━━ STORED RECORDS
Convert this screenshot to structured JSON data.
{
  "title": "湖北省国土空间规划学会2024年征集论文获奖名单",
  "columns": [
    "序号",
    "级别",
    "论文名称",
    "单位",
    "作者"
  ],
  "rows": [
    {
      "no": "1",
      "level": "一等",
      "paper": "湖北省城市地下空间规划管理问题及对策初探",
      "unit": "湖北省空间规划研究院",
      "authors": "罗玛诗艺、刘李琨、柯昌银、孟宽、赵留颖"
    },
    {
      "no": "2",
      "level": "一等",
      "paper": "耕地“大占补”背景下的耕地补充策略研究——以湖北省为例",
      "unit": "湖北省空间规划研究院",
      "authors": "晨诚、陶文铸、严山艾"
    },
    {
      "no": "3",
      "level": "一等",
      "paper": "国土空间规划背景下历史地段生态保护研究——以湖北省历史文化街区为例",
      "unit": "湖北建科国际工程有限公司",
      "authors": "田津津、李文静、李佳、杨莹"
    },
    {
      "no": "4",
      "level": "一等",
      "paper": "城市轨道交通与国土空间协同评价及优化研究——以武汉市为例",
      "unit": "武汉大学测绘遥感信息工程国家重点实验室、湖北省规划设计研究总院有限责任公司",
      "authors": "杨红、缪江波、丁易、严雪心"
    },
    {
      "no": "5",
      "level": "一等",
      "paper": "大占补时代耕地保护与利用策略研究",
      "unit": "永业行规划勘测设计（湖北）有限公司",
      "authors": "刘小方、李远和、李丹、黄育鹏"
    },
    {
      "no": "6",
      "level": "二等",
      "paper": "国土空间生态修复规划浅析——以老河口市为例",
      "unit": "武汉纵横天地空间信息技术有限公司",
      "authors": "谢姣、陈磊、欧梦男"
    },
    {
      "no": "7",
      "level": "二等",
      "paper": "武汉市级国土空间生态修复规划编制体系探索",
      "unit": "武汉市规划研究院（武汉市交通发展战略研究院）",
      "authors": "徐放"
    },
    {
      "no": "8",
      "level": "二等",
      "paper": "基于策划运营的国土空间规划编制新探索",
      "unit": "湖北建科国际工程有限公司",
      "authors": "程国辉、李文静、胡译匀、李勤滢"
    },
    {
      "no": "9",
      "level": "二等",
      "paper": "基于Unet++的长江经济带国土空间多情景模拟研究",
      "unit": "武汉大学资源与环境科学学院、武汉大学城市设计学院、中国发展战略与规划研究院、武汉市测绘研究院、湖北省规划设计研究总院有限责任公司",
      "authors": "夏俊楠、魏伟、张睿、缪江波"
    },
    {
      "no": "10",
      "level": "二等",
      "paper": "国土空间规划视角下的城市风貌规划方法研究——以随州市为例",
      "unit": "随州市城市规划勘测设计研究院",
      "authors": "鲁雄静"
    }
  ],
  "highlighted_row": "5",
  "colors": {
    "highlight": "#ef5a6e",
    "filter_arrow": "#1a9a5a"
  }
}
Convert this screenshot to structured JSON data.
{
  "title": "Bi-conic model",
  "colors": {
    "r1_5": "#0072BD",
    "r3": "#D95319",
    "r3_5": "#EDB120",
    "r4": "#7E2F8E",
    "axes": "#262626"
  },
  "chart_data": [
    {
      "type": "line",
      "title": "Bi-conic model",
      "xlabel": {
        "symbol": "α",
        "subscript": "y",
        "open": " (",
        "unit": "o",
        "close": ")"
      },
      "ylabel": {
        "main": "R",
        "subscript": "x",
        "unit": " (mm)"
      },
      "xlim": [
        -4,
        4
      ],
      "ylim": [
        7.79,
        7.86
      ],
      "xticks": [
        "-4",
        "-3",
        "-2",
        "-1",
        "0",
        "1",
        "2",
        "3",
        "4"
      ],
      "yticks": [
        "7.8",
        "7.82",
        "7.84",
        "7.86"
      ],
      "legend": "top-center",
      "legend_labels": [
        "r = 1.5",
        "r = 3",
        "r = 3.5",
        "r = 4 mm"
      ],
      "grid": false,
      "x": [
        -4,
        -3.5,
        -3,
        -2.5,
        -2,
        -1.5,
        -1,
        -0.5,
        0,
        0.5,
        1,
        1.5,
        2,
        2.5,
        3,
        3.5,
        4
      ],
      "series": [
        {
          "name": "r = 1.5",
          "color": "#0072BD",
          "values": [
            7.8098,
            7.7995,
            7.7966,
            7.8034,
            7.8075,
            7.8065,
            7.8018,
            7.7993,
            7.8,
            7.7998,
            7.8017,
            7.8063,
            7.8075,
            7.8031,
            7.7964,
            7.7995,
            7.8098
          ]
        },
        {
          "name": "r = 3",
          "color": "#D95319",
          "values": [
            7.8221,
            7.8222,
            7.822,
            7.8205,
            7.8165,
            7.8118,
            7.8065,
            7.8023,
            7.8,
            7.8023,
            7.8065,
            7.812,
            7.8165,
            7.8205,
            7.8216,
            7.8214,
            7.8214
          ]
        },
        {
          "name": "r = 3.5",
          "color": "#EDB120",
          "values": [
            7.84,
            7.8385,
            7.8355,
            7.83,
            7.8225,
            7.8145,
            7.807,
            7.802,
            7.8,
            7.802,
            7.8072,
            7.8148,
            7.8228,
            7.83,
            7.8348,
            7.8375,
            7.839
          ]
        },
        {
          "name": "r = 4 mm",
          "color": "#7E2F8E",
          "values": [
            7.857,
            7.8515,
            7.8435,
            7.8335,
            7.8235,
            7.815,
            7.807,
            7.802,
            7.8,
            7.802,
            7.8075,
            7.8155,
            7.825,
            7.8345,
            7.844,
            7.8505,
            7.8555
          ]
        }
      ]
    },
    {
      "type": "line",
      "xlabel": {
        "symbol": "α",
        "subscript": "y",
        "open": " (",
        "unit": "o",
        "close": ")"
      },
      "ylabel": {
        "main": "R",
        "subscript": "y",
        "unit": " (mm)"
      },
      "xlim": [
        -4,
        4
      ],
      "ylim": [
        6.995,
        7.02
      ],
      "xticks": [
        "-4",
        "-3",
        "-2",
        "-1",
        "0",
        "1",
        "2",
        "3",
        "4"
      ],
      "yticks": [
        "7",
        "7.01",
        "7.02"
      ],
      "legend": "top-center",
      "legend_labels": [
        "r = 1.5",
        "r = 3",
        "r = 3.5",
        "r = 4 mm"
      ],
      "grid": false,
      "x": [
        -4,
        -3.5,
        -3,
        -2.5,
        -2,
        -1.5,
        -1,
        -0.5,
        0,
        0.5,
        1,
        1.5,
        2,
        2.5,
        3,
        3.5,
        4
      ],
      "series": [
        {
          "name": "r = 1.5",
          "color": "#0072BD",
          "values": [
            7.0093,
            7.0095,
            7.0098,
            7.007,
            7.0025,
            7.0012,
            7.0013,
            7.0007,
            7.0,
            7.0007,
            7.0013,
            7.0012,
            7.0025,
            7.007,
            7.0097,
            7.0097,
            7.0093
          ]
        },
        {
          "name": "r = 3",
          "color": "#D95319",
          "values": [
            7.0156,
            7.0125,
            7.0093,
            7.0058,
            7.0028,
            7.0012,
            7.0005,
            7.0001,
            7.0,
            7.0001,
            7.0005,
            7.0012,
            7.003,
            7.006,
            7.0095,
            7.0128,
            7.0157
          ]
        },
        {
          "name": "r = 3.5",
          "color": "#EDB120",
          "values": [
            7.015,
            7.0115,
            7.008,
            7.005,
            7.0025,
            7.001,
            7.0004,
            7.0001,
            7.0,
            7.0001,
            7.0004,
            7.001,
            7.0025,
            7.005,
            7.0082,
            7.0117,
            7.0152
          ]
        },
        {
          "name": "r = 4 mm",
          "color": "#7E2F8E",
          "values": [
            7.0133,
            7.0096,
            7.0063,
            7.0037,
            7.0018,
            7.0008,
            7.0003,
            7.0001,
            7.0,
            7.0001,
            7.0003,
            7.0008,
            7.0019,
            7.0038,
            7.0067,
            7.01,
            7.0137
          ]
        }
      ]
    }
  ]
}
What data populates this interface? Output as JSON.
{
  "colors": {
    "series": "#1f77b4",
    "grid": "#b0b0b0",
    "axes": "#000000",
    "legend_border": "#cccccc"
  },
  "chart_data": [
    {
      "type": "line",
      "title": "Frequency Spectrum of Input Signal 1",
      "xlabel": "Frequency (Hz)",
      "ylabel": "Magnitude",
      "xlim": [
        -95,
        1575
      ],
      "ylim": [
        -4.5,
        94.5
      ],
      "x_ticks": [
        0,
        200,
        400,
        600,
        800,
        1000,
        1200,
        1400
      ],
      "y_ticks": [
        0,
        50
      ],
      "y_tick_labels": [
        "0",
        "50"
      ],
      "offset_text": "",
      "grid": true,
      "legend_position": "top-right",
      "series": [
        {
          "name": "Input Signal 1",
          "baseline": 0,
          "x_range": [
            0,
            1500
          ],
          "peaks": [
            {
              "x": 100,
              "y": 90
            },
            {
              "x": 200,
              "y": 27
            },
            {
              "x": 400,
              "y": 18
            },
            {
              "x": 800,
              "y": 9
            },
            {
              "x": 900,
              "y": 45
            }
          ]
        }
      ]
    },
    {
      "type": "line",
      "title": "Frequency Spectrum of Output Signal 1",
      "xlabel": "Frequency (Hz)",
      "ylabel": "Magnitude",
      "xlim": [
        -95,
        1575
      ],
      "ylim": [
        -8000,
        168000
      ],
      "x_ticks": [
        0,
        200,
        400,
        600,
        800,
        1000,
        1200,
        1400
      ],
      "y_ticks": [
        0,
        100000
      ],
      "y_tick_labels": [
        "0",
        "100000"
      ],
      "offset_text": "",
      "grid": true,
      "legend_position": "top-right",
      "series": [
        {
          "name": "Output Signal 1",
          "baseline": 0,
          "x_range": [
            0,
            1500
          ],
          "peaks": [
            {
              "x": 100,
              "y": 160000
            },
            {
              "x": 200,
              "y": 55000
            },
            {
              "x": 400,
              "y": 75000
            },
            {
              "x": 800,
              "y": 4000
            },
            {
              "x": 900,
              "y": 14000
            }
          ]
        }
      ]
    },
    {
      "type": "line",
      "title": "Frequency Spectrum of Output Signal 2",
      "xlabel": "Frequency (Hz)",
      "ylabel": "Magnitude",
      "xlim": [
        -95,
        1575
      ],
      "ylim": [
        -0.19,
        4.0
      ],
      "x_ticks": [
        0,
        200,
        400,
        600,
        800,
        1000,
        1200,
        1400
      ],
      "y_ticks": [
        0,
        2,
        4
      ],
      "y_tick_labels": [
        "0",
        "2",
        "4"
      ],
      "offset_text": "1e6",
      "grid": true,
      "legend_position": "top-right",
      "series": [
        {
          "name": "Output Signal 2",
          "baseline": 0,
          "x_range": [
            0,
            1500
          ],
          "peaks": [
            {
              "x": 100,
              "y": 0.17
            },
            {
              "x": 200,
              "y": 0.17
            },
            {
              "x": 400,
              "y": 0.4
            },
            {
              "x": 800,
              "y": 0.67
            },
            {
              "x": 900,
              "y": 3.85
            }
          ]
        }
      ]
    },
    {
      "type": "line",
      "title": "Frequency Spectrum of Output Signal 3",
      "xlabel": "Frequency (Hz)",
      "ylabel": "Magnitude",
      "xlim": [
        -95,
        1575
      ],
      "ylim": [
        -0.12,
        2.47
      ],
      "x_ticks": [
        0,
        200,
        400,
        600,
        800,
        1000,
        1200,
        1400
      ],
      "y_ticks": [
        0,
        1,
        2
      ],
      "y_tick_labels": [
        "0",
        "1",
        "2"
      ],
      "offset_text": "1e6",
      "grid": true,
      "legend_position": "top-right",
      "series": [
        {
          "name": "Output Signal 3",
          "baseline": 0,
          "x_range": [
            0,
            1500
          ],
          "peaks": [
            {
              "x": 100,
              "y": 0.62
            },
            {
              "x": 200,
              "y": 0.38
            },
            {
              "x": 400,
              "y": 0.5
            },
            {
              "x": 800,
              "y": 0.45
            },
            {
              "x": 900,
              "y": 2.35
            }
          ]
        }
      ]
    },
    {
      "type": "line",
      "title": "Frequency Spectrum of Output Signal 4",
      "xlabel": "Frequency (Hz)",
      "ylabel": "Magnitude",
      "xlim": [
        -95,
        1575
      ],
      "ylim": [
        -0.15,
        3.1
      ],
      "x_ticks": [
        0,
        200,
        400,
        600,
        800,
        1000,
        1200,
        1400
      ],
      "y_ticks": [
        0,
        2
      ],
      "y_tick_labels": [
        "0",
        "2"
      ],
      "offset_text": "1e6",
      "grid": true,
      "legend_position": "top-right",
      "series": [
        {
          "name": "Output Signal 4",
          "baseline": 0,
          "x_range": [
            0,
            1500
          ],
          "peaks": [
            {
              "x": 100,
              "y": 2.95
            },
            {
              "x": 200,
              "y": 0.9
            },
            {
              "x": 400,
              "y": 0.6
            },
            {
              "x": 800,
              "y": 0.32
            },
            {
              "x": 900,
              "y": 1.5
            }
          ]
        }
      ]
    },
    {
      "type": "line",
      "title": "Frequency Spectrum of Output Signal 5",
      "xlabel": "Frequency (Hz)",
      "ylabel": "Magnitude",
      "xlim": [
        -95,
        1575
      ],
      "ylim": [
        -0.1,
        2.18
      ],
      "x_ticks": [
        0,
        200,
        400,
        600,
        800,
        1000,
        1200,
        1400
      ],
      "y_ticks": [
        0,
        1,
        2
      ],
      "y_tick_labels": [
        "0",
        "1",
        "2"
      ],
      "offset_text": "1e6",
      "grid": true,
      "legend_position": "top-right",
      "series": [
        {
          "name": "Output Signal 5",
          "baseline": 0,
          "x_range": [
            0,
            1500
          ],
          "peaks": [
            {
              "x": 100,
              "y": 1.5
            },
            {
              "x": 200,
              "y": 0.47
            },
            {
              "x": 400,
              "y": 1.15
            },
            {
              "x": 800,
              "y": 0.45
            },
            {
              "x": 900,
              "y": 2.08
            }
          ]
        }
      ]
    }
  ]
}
━━━━
Find every line above that contains the word "湖北省规划设计研究总院有限责任公司", and return each one.

ANSWER TO THE EXERCISE:
      "unit": "武汉大学测绘遥感信息工程国家重点实验室、湖北省规划设计研究总院有限责任公司",
      "unit": "武汉大学资源与环境科学学院、武汉大学城市设计学院、中国发展战略与规划研究院、武汉市测绘研究院、湖北省规划设计研究总院有限责任公司",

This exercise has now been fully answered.